-- Start --
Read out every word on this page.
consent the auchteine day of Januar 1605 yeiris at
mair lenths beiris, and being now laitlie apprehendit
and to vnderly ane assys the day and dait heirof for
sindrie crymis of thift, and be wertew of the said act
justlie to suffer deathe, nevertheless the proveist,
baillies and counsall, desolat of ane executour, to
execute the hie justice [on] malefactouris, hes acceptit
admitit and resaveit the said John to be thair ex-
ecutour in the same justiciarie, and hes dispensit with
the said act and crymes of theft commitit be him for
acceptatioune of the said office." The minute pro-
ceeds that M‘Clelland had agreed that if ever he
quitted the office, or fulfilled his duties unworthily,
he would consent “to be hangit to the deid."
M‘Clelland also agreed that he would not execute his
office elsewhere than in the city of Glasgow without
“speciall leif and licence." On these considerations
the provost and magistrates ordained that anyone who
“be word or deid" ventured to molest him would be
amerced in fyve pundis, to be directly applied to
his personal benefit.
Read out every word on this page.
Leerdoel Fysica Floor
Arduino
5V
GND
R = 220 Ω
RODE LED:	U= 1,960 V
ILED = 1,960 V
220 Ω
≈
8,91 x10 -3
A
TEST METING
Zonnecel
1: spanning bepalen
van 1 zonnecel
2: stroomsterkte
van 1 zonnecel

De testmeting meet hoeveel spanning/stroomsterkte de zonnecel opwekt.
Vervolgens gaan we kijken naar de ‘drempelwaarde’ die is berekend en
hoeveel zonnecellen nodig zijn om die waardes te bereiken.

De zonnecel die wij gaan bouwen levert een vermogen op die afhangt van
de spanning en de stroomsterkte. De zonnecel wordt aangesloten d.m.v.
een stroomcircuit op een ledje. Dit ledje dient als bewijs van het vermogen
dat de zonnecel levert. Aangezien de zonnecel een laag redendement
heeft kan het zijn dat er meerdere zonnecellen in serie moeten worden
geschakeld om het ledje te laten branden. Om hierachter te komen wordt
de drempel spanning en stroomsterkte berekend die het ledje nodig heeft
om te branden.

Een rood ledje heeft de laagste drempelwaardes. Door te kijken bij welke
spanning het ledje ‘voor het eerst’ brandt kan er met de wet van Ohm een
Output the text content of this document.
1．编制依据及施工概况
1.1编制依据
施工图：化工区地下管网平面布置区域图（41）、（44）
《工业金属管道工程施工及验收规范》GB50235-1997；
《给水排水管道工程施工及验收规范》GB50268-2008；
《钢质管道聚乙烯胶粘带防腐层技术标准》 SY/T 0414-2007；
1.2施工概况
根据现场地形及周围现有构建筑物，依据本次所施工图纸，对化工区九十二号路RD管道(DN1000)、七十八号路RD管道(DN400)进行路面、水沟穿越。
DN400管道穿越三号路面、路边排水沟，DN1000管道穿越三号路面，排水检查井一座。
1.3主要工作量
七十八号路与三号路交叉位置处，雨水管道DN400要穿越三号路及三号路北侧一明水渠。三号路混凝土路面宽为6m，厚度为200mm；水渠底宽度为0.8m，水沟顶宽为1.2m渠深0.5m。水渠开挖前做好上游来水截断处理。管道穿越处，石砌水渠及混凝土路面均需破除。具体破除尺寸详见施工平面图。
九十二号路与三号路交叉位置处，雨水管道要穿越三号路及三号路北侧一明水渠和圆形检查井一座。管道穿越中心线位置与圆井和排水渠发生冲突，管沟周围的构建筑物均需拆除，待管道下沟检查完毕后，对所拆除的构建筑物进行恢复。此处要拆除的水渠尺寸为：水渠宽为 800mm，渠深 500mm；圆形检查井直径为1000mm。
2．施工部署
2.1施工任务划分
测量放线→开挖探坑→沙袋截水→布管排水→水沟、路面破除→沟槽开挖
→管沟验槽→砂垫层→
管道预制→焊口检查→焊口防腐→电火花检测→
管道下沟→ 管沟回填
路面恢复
-- End --
Copy, from the material above, each line in which the string "vermogen" occurs.

§ Response:
De zonnecel die wij gaan bouwen levert een vermogen op die afhangt van
een stroomcircuit op een ledje. Dit ledje dient als bewijs van het vermogen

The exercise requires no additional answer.